_Record extracts:_
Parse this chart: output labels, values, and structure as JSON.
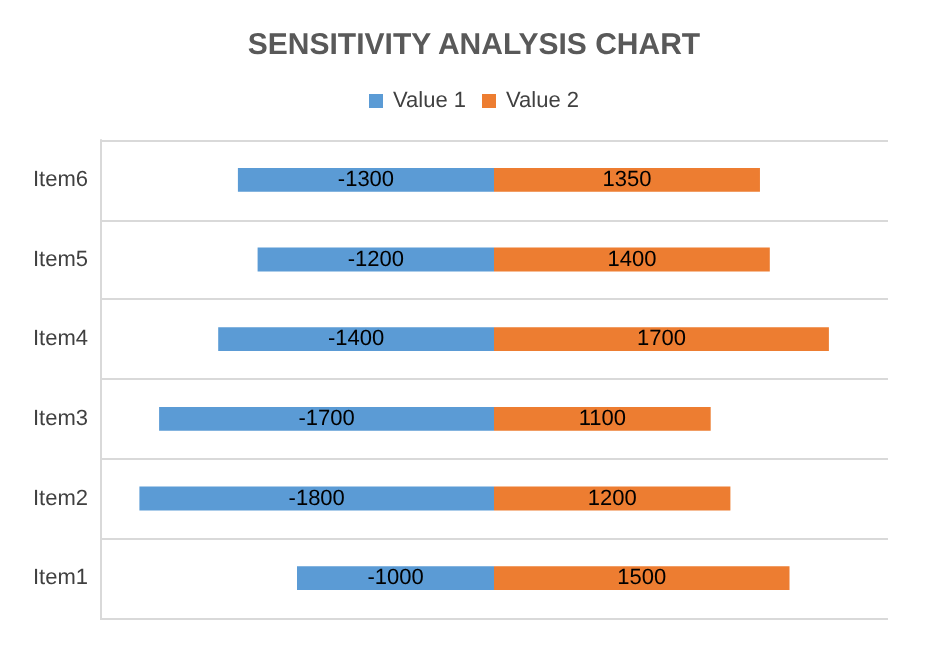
{
  "chart_data": {
    "type": "bar",
    "title": "SENSITIVITY ANALYSIS CHART",
    "orientation": "horizontal",
    "stacked": true,
    "categories": [
      "Item6",
      "Item5",
      "Item4",
      "Item3",
      "Item2",
      "Item1"
    ],
    "series": [
      {
        "name": "Value 1",
        "color": "#5b9bd5",
        "values": [
          -1300,
          -1200,
          -1400,
          -1700,
          -1800,
          -1000
        ]
      },
      {
        "name": "Value 2",
        "color": "#ed7d31",
        "values": [
          1350,
          1400,
          1700,
          1100,
          1200,
          1500
        ]
      }
    ],
    "data_labels": true,
    "legend": "top",
    "grid": "y"
  }
}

_Problem to work on:_ Pictures excluded, quote all the data above exactly.

_Worked solution:_
Parse this chart: output labels, values, and structure as JSON.
{
  "chart_data": {
    "type": "bar",
    "title": "SENSITIVITY ANALYSIS CHART",
    "orientation": "horizontal",
    "stacked": true,
    "categories": [
      "Item6",
      "Item5",
      "Item4",
      "Item3",
      "Item2",
      "Item1"
    ],
    "series": [
      {
        "name": "Value 1",
        "color": "#5b9bd5",
        "values": [
          -1300,
          -1200,
          -1400,
          -1700,
          -1800,
          -1000
        ]
      },
      {
        "name": "Value 2",
        "color": "#ed7d31",
        "values": [
          1350,
          1400,
          1700,
          1100,
          1200,
          1500
        ]
      }
    ],
    "data_labels": true,
    "legend": "top",
    "grid": "y"
  }
}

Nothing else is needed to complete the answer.